Dataset content:

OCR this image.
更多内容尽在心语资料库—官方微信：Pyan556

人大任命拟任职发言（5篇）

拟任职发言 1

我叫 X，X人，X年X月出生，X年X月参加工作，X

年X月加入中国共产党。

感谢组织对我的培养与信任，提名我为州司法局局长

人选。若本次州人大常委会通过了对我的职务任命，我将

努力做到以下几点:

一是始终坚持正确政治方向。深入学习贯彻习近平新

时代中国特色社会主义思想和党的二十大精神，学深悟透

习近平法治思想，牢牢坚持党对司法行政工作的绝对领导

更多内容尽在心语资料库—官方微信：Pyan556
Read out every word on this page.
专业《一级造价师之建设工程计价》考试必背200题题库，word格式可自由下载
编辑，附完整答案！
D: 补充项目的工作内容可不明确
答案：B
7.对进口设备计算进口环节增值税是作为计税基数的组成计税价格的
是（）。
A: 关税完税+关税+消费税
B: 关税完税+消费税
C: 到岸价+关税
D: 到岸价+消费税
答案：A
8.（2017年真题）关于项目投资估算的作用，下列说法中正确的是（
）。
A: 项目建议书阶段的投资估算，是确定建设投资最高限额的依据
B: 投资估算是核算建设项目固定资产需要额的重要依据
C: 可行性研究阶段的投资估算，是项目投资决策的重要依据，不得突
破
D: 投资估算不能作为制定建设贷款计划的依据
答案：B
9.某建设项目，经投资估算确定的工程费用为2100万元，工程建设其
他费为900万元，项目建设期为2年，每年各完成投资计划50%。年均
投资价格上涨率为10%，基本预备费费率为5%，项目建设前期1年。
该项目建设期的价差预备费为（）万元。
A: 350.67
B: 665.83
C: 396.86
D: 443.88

What this task involves:
Every line of the data above should be reproduced word for word.

Correct result:
OCR this image.
更多内容尽在心语资料库—官方微信：Pyan556

人大任命拟任职发言（5篇）

拟任职发言 1

我叫 X，X人，X年X月出生，X年X月参加工作，X

年X月加入中国共产党。

感谢组织对我的培养与信任，提名我为州司法局局长

人选。若本次州人大常委会通过了对我的职务任命，我将

努力做到以下几点:

一是始终坚持正确政治方向。深入学习贯彻习近平新

时代中国特色社会主义思想和党的二十大精神，学深悟透

习近平法治思想，牢牢坚持党对司法行政工作的绝对领导

更多内容尽在心语资料库—官方微信：Pyan556
Read out every word on this page.
专业《一级造价师之建设工程计价》考试必背200题题库，word格式可自由下载
编辑，附完整答案！
D: 补充项目的工作内容可不明确
答案：B
7.对进口设备计算进口环节增值税是作为计税基数的组成计税价格的
是（）。
A: 关税完税+关税+消费税
B: 关税完税+消费税
C: 到岸价+关税
D: 到岸价+消费税
答案：A
8.（2017年真题）关于项目投资估算的作用，下列说法中正确的是（
）。
A: 项目建议书阶段的投资估算，是确定建设投资最高限额的依据
B: 投资估算是核算建设项目固定资产需要额的重要依据
C: 可行性研究阶段的投资估算，是项目投资决策的重要依据，不得突
破
D: 投资估算不能作为制定建设贷款计划的依据
答案：B
9.某建设项目，经投资估算确定的工程费用为2100万元，工程建设其
他费为900万元，项目建设期为2年，每年各完成投资计划50%。年均
投资价格上涨率为10%，基本预备费费率为5%，项目建设前期1年。
该项目建设期的价差预备费为（）万元。
A: 350.67
B: 665.83
C: 396.86
D: 443.88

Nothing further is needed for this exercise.